[Extracted data entries]
+++++

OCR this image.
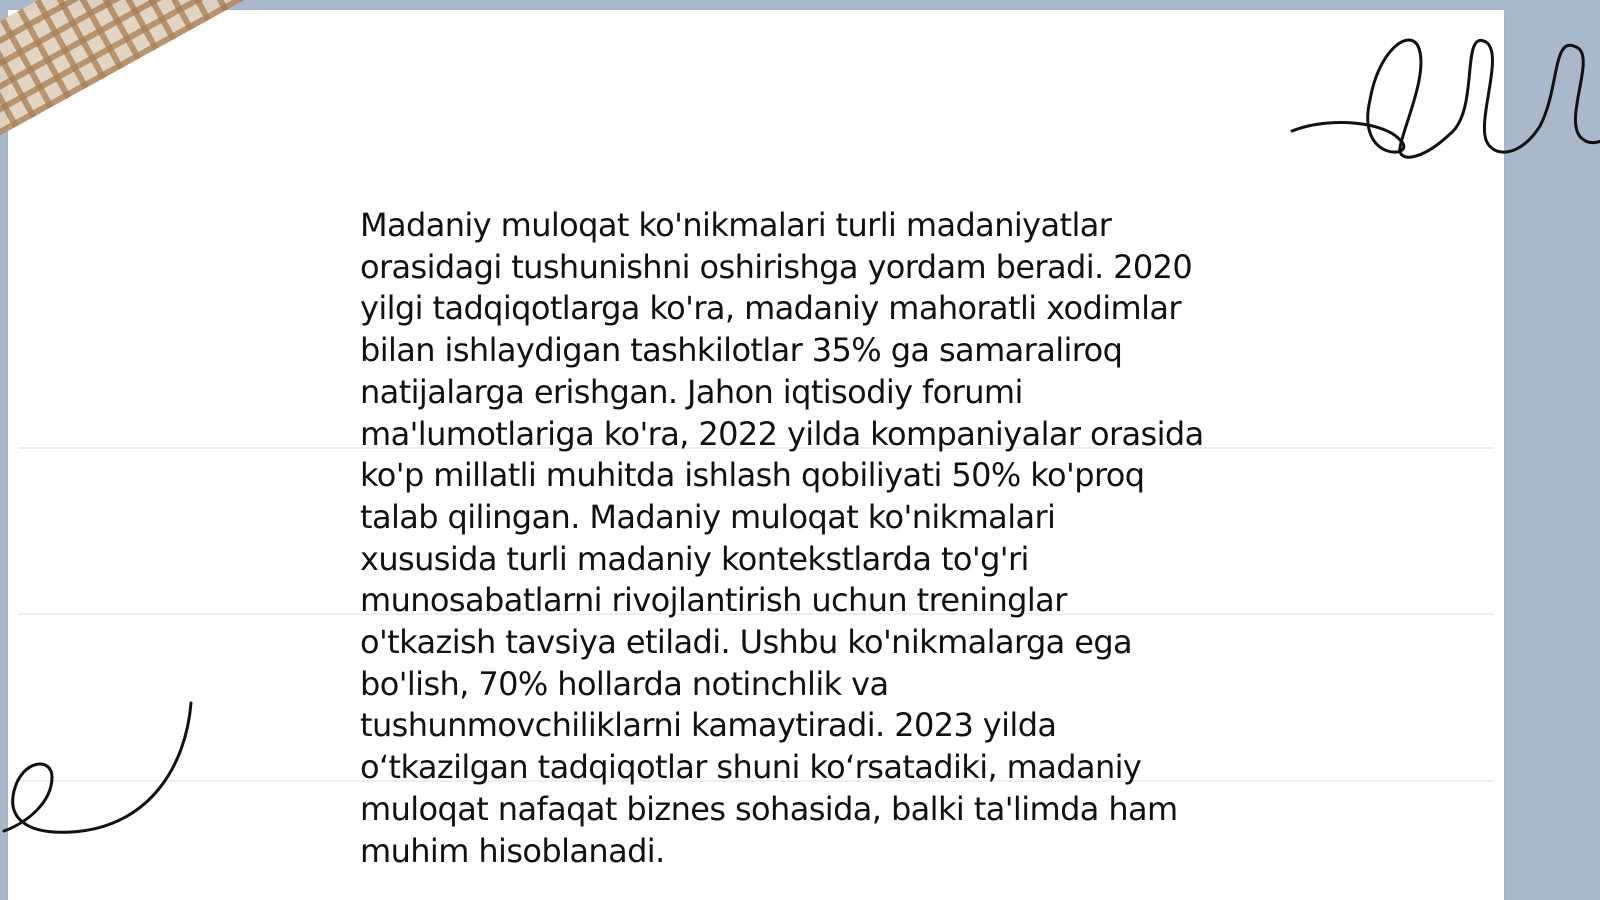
Madaniy muloqat ko'nikmalari turli madaniyatlar
orasidagi tushunishni oshirishga yordam beradi. 2020
yilgi tadqiqotlarga ko'ra, madaniy mahoratli xodimlar
bilan ishlaydigan tashkilotlar 35% ga samaraliroq
natijalarga erishgan. Jahon iqtisodiy forumi
ma'lumotlariga ko'ra, 2022 yilda kompaniyalar orasida
ko'p millatli muhitda ishlash qobiliyati 50% ko'proq
talab qilingan. Madaniy muloqat ko'nikmalari
xususida turli madaniy kontekstlarda to'g'ri
munosabatlarni rivojlantirish uchun treninglar
o'tkazish tavsiya etiladi. Ushbu ko'nikmalarga ega
bo'lish, 70% hollarda notinchlik va
tushunmovchiliklarni kamaytiradi. 2023 yilda
o‘tkazilgan tadqiqotlar shuni ko‘rsatadiki, madaniy
muloqat nafaqat biznes sohasida, balki ta'limda ham
muhim hisoblanadi.
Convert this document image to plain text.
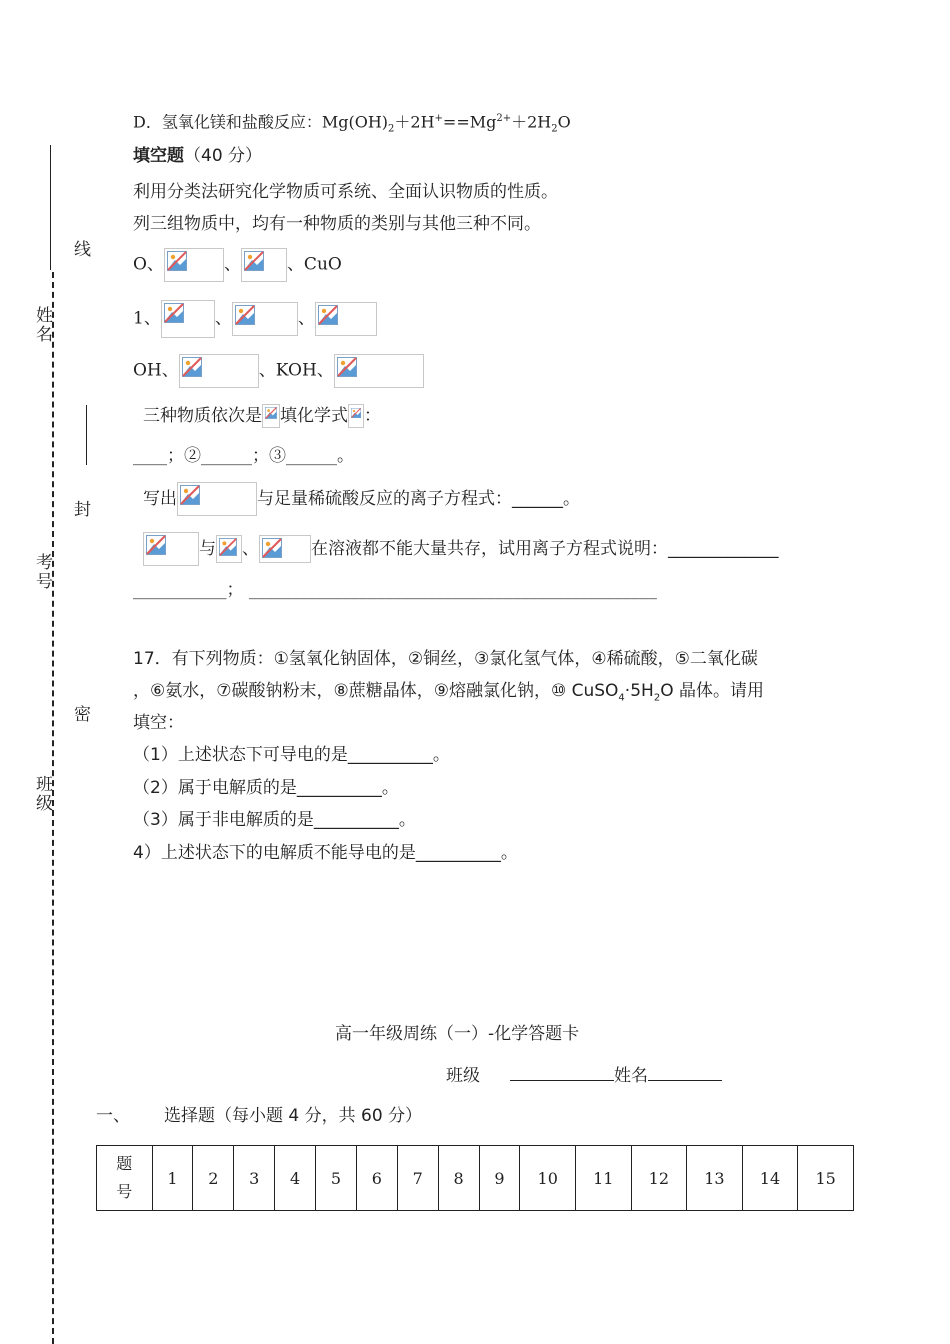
姓名
考号
班级
线
封
密
D．氢氧化镁和盐酸反应：$Mg(OH)_2+2H^+==Mg^{2+}+2H_2O$
填空题（40 分）
利用分类法研究化学物质可系统、全面认识物质的性质。
列三组物质中，均有一种物质的类别与其他三种不同。
O、	、	、CuO
1、	、	、
OH、	、KOH、
三种物质依次是 填化学式 ：
____；②______；③______。
写出	与足量稀硫酸反应的离子方程式：______。
与 、	在溶液都不能大量共存，试用离子方程式说明：_____________
___________； ________________________________________________
17．有下列物质：①氢氧化钠固体，②铜丝，③氯化氢气体，④稀硫酸，⑤二氧化碳
，⑥氨水，⑦碳酸钠粉末，⑧蔗糖晶体，⑨熔融氯化钠，⑩ $CuSO_4\cdot 5H_2O$ 晶体。请用
填空：
（1）上述状态下可导电的是__________。
（2）属于电解质的是__________。
（3）属于非电解质的是__________。
4）上述状态下的电解质不能导电的是__________。
高一年级周练（一）-化学答题卡
班级	姓名
一、 选择题（每小题 4 分，共 60 分）
题
号	1	2	3	4	5	6	7	8	9	10	11	12	13	14	15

+++++

▸ GIVEN REQUEST:
Leave out the pictures and output the rest of the material exactly as written.

▸ CORRECT RESULT:
OCR this image.
Madaniy muloqat ko'nikmalari turli madaniyatlar
orasidagi tushunishni oshirishga yordam beradi. 2020
yilgi tadqiqotlarga ko'ra, madaniy mahoratli xodimlar
bilan ishlaydigan tashkilotlar 35% ga samaraliroq
natijalarga erishgan. Jahon iqtisodiy forumi
ma'lumotlariga ko'ra, 2022 yilda kompaniyalar orasida
ko'p millatli muhitda ishlash qobiliyati 50% ko'proq
talab qilingan. Madaniy muloqat ko'nikmalari
xususida turli madaniy kontekstlarda to'g'ri
munosabatlarni rivojlantirish uchun treninglar
o'tkazish tavsiya etiladi. Ushbu ko'nikmalarga ega
bo'lish, 70% hollarda notinchlik va
tushunmovchiliklarni kamaytiradi. 2023 yilda
o‘tkazilgan tadqiqotlar shuni ko‘rsatadiki, madaniy
muloqat nafaqat biznes sohasida, balki ta'limda ham
muhim hisoblanadi.
Convert this document image to plain text.
姓名
考号
班级
线
封
密
D．氢氧化镁和盐酸反应：$Mg(OH)_2+2H^+==Mg^{2+}+2H_2O$
填空题（40 分）
利用分类法研究化学物质可系统、全面认识物质的性质。
列三组物质中，均有一种物质的类别与其他三种不同。
O、	、	、CuO
1、	、	、
OH、	、KOH、
三种物质依次是 填化学式 ：
____；②______；③______。
写出	与足量稀硫酸反应的离子方程式：______。
与 、	在溶液都不能大量共存，试用离子方程式说明：_____________
___________； ________________________________________________
17．有下列物质：①氢氧化钠固体，②铜丝，③氯化氢气体，④稀硫酸，⑤二氧化碳
，⑥氨水，⑦碳酸钠粉末，⑧蔗糖晶体，⑨熔融氯化钠，⑩ $CuSO_4\cdot 5H_2O$ 晶体。请用
填空：
（1）上述状态下可导电的是__________。
（2）属于电解质的是__________。
（3）属于非电解质的是__________。
4）上述状态下的电解质不能导电的是__________。
高一年级周练（一）-化学答题卡
班级	姓名
一、 选择题（每小题 4 分，共 60 分）
题
号	1	2	3	4	5	6	7	8	9	10	11	12	13	14	15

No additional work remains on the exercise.